Work to do: Review the material and extract every line in which the word "Precipitation" occurs.

<<<<

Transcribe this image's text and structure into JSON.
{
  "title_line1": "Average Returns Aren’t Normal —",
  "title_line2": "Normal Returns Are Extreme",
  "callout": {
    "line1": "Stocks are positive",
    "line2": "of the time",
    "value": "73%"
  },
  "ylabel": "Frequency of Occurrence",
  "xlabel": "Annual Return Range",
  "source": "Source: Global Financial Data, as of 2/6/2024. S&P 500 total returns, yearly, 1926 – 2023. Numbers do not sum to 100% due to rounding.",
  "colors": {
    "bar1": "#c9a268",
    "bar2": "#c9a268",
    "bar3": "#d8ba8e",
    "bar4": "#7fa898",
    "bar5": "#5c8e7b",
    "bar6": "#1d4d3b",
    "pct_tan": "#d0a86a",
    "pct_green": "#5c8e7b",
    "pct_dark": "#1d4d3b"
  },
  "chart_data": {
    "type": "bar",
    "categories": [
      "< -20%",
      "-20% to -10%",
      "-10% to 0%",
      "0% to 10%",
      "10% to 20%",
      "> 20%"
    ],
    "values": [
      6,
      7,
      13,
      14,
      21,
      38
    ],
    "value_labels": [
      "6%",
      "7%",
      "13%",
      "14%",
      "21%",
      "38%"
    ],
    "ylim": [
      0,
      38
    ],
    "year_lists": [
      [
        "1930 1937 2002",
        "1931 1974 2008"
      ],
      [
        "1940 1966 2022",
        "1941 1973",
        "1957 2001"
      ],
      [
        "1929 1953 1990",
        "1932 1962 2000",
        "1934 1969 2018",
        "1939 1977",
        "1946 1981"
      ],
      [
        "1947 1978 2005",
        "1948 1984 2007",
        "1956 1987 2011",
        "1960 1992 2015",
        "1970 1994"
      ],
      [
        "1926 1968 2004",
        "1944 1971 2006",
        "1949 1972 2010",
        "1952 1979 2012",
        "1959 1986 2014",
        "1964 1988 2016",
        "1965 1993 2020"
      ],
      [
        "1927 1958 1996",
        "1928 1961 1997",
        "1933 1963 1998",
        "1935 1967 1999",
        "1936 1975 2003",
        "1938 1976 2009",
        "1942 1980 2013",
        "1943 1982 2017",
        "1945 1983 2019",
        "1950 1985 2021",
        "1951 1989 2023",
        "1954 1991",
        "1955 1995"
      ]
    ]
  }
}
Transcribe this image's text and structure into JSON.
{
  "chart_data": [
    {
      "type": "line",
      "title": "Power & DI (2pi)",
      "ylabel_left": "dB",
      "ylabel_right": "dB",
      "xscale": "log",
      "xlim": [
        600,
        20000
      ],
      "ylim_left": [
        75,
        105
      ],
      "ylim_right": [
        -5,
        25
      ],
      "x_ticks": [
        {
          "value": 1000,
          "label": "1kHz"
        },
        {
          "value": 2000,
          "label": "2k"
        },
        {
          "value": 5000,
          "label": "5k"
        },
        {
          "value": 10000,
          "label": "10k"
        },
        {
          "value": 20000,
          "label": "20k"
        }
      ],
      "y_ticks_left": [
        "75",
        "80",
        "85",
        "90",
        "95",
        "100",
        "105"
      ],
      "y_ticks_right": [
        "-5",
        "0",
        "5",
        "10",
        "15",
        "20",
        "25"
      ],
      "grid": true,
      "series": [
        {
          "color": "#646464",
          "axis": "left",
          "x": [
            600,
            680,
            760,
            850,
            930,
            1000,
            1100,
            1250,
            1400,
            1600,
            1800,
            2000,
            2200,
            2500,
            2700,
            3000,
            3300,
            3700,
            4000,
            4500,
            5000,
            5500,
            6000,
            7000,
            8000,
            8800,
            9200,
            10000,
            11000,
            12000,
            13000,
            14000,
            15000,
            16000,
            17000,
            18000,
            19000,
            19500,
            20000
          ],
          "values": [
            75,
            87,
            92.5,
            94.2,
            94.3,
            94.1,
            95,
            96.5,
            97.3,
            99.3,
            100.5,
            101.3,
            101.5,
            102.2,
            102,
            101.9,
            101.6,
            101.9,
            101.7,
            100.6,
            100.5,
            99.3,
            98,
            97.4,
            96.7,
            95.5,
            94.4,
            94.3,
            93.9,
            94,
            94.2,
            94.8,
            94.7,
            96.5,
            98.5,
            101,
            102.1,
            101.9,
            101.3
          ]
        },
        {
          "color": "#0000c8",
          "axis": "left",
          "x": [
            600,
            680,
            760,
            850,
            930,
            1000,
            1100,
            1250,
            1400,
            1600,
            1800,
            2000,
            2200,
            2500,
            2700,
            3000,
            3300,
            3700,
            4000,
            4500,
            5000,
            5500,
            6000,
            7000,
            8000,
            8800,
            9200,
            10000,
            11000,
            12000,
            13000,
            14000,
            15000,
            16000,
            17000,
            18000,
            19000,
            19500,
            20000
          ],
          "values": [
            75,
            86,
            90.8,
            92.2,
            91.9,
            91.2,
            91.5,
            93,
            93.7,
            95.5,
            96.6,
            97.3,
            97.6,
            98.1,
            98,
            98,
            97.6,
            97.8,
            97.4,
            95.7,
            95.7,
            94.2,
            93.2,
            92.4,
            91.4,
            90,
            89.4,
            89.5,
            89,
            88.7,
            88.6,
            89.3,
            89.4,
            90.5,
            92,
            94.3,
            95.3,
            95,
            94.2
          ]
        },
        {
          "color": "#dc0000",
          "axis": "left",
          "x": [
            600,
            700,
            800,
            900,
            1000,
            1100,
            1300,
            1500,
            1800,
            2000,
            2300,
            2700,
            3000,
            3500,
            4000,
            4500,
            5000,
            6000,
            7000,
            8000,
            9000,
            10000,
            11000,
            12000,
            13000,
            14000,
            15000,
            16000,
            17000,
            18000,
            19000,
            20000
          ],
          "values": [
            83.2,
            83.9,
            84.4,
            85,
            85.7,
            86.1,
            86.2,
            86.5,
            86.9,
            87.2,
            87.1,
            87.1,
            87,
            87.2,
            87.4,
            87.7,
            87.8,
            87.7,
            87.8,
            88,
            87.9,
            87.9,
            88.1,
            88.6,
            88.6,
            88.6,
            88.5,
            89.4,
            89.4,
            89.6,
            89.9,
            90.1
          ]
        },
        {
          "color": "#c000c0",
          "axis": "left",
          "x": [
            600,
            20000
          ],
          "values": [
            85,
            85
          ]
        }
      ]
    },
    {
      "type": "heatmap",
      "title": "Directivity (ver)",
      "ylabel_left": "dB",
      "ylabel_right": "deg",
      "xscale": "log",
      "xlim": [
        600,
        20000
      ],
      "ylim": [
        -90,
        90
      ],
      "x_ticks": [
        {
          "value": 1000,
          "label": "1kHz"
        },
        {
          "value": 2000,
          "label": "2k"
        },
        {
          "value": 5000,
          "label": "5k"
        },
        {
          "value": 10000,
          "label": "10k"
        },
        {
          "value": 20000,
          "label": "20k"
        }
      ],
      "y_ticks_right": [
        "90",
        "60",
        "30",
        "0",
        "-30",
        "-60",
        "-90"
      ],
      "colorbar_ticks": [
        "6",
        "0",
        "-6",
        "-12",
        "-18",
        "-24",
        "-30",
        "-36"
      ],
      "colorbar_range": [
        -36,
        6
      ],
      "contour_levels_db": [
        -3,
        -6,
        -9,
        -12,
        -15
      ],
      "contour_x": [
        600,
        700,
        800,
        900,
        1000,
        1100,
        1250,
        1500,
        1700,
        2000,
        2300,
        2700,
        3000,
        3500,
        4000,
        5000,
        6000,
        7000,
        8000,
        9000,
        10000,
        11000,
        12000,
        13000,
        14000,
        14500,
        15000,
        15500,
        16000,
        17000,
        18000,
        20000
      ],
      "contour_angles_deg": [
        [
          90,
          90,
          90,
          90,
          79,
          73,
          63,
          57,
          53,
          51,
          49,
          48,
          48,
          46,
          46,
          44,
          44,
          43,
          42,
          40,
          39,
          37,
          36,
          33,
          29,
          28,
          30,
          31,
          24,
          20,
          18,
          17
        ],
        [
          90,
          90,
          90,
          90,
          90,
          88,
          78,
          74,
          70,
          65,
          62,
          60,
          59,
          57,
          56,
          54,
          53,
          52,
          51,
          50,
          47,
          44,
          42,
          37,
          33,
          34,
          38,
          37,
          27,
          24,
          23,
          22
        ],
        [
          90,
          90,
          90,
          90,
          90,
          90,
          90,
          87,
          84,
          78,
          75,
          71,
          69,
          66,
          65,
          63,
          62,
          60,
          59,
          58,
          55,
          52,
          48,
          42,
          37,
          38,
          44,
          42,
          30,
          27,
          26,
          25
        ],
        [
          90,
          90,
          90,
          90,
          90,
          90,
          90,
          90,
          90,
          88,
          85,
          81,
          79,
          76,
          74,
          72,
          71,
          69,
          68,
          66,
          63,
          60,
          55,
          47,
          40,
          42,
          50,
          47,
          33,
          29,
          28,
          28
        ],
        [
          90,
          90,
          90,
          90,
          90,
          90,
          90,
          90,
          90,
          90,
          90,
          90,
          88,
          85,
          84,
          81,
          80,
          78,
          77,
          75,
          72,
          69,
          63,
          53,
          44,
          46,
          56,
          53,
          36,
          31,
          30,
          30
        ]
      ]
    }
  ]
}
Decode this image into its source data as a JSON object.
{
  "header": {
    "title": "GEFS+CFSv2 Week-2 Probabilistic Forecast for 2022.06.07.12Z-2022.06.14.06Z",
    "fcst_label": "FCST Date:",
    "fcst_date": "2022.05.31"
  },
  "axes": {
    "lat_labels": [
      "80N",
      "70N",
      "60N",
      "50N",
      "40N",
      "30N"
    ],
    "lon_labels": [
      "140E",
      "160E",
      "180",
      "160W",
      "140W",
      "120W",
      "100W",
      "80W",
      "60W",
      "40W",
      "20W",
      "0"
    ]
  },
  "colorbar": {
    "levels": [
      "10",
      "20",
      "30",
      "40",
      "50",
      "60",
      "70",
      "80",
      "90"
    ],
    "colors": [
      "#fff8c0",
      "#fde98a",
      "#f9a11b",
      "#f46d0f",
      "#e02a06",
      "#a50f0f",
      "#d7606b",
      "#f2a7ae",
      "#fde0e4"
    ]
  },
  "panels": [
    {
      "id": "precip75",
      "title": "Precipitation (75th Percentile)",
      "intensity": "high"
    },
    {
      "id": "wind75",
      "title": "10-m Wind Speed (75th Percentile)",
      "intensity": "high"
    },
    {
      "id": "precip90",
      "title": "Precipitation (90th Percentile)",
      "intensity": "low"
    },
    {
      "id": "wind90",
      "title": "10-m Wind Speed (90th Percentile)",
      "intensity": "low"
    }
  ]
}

>>>>

Answer to this problem:
      "title": "Precipitation (75th Percentile)",
      "title": "Precipitation (90th Percentile)",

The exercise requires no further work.